* [Task instructions] Extract all of the data and reproduce it precisely.
──────── Extracted entries ────────
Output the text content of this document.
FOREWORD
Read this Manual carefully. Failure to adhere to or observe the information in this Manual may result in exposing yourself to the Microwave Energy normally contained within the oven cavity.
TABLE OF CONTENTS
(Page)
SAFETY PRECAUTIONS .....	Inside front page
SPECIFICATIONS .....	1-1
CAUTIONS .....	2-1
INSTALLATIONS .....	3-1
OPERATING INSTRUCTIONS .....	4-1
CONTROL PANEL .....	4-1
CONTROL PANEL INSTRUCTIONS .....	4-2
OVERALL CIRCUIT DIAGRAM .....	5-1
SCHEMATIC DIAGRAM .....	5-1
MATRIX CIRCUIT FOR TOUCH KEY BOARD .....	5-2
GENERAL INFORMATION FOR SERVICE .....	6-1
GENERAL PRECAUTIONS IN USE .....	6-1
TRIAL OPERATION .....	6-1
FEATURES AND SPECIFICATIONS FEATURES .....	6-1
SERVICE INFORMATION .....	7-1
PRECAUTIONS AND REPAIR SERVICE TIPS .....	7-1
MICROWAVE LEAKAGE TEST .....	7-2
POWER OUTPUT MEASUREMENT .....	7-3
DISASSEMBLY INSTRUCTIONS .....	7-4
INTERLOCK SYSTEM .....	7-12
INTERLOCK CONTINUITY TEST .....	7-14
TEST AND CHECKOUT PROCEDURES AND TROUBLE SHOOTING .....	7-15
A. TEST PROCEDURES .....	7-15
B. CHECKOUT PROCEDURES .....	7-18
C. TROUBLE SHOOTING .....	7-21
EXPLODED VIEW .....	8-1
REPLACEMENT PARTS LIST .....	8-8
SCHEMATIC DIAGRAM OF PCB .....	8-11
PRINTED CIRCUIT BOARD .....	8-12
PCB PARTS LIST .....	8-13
────────
* [Result]
Output the text content of this document.
FOREWORD
Read this Manual carefully. Failure to adhere to or observe the information in this Manual may result in exposing yourself to the Microwave Energy normally contained within the oven cavity.
TABLE OF CONTENTS
(Page)
SAFETY PRECAUTIONS .....	Inside front page
SPECIFICATIONS .....	1-1
CAUTIONS .....	2-1
INSTALLATIONS .....	3-1
OPERATING INSTRUCTIONS .....	4-1
CONTROL PANEL .....	4-1
CONTROL PANEL INSTRUCTIONS .....	4-2
OVERALL CIRCUIT DIAGRAM .....	5-1
SCHEMATIC DIAGRAM .....	5-1
MATRIX CIRCUIT FOR TOUCH KEY BOARD .....	5-2
GENERAL INFORMATION FOR SERVICE .....	6-1
GENERAL PRECAUTIONS IN USE .....	6-1
TRIAL OPERATION .....	6-1
FEATURES AND SPECIFICATIONS FEATURES .....	6-1
SERVICE INFORMATION .....	7-1
PRECAUTIONS AND REPAIR SERVICE TIPS .....	7-1
MICROWAVE LEAKAGE TEST .....	7-2
POWER OUTPUT MEASUREMENT .....	7-3
DISASSEMBLY INSTRUCTIONS .....	7-4
INTERLOCK SYSTEM .....	7-12
INTERLOCK CONTINUITY TEST .....	7-14
TEST AND CHECKOUT PROCEDURES AND TROUBLE SHOOTING .....	7-15
A. TEST PROCEDURES .....	7-15
B. CHECKOUT PROCEDURES .....	7-18
C. TROUBLE SHOOTING .....	7-21
EXPLODED VIEW .....	8-1
REPLACEMENT PARTS LIST .....	8-8
SCHEMATIC DIAGRAM OF PCB .....	8-11
PRINTED CIRCUIT BOARD .....	8-12
PCB PARTS LIST .....	8-13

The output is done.